* Begin GIVEN INFORMATION *
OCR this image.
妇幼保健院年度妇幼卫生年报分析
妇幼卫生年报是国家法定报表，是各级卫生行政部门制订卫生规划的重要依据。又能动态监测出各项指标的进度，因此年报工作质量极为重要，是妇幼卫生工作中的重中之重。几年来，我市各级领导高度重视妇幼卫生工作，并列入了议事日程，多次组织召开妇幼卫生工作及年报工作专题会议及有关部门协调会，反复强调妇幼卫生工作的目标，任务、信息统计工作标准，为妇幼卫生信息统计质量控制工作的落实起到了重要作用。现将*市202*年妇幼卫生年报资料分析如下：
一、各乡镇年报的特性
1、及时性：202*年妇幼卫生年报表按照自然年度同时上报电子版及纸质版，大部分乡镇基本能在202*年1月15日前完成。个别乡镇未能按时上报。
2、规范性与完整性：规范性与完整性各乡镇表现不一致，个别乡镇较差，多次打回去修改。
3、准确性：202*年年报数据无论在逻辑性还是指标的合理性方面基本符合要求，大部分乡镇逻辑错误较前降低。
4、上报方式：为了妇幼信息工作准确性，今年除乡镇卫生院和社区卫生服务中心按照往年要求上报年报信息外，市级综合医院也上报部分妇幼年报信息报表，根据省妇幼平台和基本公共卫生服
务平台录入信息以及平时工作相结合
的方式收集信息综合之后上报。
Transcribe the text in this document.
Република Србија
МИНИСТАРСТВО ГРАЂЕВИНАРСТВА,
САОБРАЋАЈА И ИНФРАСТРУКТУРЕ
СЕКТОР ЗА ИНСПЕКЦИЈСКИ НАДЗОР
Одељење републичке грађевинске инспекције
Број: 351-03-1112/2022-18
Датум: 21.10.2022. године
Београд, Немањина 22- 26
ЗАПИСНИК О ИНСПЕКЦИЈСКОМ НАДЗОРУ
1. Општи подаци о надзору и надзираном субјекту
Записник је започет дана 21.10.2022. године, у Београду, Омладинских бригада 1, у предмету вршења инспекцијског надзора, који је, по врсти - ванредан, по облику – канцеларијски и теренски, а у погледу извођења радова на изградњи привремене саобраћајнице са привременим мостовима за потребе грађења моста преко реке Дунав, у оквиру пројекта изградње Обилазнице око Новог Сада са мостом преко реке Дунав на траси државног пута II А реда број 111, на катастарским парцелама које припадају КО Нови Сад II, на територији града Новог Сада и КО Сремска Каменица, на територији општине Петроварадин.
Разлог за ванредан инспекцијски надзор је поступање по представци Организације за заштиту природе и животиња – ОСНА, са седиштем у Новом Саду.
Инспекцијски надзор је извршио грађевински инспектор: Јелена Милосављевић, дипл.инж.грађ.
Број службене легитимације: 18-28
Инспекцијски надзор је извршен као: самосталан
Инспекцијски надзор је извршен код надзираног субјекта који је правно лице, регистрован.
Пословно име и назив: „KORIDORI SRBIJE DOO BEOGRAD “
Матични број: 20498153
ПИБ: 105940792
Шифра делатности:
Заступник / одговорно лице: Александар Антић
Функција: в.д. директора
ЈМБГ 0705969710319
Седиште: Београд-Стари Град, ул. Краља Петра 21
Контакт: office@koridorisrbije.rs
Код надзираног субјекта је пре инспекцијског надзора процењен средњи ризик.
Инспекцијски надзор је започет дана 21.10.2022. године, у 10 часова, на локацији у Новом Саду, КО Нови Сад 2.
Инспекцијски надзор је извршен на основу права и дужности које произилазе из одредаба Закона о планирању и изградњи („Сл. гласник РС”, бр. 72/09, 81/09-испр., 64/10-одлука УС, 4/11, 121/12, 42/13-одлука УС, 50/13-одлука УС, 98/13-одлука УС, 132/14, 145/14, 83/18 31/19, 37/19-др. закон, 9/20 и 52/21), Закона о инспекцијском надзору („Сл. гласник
* End GIVEN INFORMATION *
TASK GOAL - Go through the listing and print each line exactly as it appears.

WORKED ANSWER -
OCR this image.
妇幼保健院年度妇幼卫生年报分析
妇幼卫生年报是国家法定报表，是各级卫生行政部门制订卫生规划的重要依据。又能动态监测出各项指标的进度，因此年报工作质量极为重要，是妇幼卫生工作中的重中之重。几年来，我市各级领导高度重视妇幼卫生工作，并列入了议事日程，多次组织召开妇幼卫生工作及年报工作专题会议及有关部门协调会，反复强调妇幼卫生工作的目标，任务、信息统计工作标准，为妇幼卫生信息统计质量控制工作的落实起到了重要作用。现将*市202*年妇幼卫生年报资料分析如下：
一、各乡镇年报的特性
1、及时性：202*年妇幼卫生年报表按照自然年度同时上报电子版及纸质版，大部分乡镇基本能在202*年1月15日前完成。个别乡镇未能按时上报。
2、规范性与完整性：规范性与完整性各乡镇表现不一致，个别乡镇较差，多次打回去修改。
3、准确性：202*年年报数据无论在逻辑性还是指标的合理性方面基本符合要求，大部分乡镇逻辑错误较前降低。
4、上报方式：为了妇幼信息工作准确性，今年除乡镇卫生院和社区卫生服务中心按照往年要求上报年报信息外，市级综合医院也上报部分妇幼年报信息报表，根据省妇幼平台和基本公共卫生服
务平台录入信息以及平时工作相结合
的方式收集信息综合之后上报。
Transcribe the text in this document.
Република Србија
МИНИСТАРСТВО ГРАЂЕВИНАРСТВА,
САОБРАЋАЈА И ИНФРАСТРУКТУРЕ
СЕКТОР ЗА ИНСПЕКЦИЈСКИ НАДЗОР
Одељење републичке грађевинске инспекције
Број: 351-03-1112/2022-18
Датум: 21.10.2022. године
Београд, Немањина 22- 26
ЗАПИСНИК О ИНСПЕКЦИЈСКОМ НАДЗОРУ
1. Општи подаци о надзору и надзираном субјекту
Записник је започет дана 21.10.2022. године, у Београду, Омладинских бригада 1, у предмету вршења инспекцијског надзора, који је, по врсти - ванредан, по облику – канцеларијски и теренски, а у погледу извођења радова на изградњи привремене саобраћајнице са привременим мостовима за потребе грађења моста преко реке Дунав, у оквиру пројекта изградње Обилазнице око Новог Сада са мостом преко реке Дунав на траси државног пута II А реда број 111, на катастарским парцелама које припадају КО Нови Сад II, на територији града Новог Сада и КО Сремска Каменица, на територији општине Петроварадин.
Разлог за ванредан инспекцијски надзор је поступање по представци Организације за заштиту природе и животиња – ОСНА, са седиштем у Новом Саду.
Инспекцијски надзор је извршио грађевински инспектор: Јелена Милосављевић, дипл.инж.грађ.
Број службене легитимације: 18-28
Инспекцијски надзор је извршен као: самосталан
Инспекцијски надзор је извршен код надзираног субјекта који је правно лице, регистрован.
Пословно име и назив: „KORIDORI SRBIJE DOO BEOGRAD “
Матични број: 20498153
ПИБ: 105940792
Шифра делатности:
Заступник / одговорно лице: Александар Антић
Функција: в.д. директора
ЈМБГ 0705969710319
Седиште: Београд-Стари Град, ул. Краља Петра 21
Контакт: office@koridorisrbije.rs
Код надзираног субјекта је пре инспекцијског надзора процењен средњи ризик.
Инспекцијски надзор је започет дана 21.10.2022. године, у 10 часова, на локацији у Новом Саду, КО Нови Сад 2.
Инспекцијски надзор је извршен на основу права и дужности које произилазе из одредаба Закона о планирању и изградњи („Сл. гласник РС”, бр. 72/09, 81/09-испр., 64/10-одлука УС, 4/11, 121/12, 42/13-одлука УС, 50/13-одлука УС, 98/13-одлука УС, 132/14, 145/14, 83/18 31/19, 37/19-др. закон, 9/20 и 52/21), Закона о инспекцијском надзору („Сл. гласник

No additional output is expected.